═══ DATA PROVIDED ═══

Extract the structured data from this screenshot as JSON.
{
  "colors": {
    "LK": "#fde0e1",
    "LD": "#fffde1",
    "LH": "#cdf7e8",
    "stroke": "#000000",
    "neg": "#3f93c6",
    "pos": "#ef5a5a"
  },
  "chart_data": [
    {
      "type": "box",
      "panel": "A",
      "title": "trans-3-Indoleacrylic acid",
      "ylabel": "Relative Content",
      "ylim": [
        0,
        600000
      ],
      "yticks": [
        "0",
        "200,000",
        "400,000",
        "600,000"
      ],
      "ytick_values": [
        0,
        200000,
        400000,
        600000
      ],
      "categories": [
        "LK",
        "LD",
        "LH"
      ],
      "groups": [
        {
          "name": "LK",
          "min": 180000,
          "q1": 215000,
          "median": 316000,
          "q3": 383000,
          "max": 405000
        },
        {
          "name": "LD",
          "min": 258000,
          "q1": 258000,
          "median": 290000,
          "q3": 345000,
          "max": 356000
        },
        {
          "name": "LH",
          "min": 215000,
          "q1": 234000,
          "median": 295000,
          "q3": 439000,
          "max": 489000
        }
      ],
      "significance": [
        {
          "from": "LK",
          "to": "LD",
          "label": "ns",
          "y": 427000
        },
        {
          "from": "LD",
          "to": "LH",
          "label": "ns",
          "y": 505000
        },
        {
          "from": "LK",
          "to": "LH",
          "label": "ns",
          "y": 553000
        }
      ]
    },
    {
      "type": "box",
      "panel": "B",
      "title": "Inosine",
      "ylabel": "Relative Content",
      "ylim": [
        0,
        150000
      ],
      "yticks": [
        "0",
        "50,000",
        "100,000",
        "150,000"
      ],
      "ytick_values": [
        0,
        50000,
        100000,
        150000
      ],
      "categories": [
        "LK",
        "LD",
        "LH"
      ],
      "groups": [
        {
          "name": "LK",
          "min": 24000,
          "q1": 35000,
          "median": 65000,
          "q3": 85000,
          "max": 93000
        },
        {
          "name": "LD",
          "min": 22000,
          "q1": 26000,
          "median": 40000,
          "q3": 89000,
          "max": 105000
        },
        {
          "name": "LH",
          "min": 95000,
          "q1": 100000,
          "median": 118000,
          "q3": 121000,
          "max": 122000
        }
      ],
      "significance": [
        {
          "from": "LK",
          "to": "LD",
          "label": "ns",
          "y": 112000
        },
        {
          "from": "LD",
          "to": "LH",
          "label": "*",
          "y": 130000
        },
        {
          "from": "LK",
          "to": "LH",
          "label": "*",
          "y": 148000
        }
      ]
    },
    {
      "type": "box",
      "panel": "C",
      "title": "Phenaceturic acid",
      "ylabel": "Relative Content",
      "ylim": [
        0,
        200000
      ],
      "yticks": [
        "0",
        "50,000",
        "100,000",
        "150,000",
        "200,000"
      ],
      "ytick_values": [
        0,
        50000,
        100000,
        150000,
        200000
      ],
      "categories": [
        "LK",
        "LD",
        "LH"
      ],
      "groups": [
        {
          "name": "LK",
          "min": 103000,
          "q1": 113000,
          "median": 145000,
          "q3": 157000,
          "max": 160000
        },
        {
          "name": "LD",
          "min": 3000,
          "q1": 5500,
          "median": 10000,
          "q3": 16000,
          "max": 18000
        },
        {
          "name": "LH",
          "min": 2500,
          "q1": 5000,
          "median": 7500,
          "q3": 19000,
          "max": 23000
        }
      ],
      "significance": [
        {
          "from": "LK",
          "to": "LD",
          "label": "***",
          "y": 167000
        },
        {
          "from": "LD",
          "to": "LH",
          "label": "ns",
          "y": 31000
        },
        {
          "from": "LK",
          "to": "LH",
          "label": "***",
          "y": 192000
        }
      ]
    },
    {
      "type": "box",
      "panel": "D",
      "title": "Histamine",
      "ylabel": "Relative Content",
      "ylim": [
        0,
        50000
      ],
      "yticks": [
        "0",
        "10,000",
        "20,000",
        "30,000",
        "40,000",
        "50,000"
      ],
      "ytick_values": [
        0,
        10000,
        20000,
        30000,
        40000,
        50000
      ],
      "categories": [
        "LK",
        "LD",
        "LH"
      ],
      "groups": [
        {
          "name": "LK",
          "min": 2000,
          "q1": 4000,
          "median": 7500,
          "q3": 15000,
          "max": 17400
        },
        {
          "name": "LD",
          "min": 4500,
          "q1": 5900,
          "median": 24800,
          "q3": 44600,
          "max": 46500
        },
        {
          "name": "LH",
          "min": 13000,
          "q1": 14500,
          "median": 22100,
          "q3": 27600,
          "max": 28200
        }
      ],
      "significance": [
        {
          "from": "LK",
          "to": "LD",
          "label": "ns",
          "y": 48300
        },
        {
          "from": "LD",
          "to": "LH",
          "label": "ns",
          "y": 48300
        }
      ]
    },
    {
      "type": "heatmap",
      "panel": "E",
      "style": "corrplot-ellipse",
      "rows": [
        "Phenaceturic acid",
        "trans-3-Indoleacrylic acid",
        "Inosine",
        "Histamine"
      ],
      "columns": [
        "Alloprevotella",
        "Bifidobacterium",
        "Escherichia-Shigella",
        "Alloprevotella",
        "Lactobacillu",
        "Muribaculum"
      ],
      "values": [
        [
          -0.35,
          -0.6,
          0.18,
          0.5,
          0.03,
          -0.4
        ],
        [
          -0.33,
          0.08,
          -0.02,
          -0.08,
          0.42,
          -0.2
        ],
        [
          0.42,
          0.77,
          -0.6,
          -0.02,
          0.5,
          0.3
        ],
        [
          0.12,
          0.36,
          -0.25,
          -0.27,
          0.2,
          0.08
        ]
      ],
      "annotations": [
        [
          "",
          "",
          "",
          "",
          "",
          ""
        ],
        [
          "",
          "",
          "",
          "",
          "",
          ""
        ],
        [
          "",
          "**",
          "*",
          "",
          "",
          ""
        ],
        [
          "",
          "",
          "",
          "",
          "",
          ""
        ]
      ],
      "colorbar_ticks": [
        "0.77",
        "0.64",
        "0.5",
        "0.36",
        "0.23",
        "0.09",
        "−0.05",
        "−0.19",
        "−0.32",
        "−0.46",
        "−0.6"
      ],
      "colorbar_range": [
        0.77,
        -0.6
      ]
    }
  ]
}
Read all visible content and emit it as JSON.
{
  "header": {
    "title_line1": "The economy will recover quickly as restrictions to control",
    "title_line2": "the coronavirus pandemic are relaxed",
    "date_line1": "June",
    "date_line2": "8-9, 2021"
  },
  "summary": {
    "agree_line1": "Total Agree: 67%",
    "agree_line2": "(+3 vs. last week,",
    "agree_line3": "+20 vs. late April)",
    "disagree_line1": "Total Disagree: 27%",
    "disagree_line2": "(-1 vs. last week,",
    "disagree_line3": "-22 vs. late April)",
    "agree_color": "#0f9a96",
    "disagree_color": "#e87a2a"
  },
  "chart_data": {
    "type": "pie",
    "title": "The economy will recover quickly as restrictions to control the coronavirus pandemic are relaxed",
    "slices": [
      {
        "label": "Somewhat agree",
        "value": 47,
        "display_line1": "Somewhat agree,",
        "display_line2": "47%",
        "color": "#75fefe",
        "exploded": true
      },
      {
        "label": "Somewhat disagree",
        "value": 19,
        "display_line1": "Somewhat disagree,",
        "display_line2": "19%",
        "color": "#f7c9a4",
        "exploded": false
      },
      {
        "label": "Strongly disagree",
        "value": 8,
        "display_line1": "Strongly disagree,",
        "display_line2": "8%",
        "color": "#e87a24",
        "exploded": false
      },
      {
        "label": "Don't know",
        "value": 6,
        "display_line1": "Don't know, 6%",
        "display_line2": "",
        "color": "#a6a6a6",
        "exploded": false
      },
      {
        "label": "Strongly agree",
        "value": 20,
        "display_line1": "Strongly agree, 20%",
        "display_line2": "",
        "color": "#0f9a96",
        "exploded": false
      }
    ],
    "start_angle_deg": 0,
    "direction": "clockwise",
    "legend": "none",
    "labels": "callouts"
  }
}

═══

**AIM OF THE EXERCISE**
Return solely the count of lines in the data above in which the word "trans" occurs.

**COMPLETED EXERCISE**
2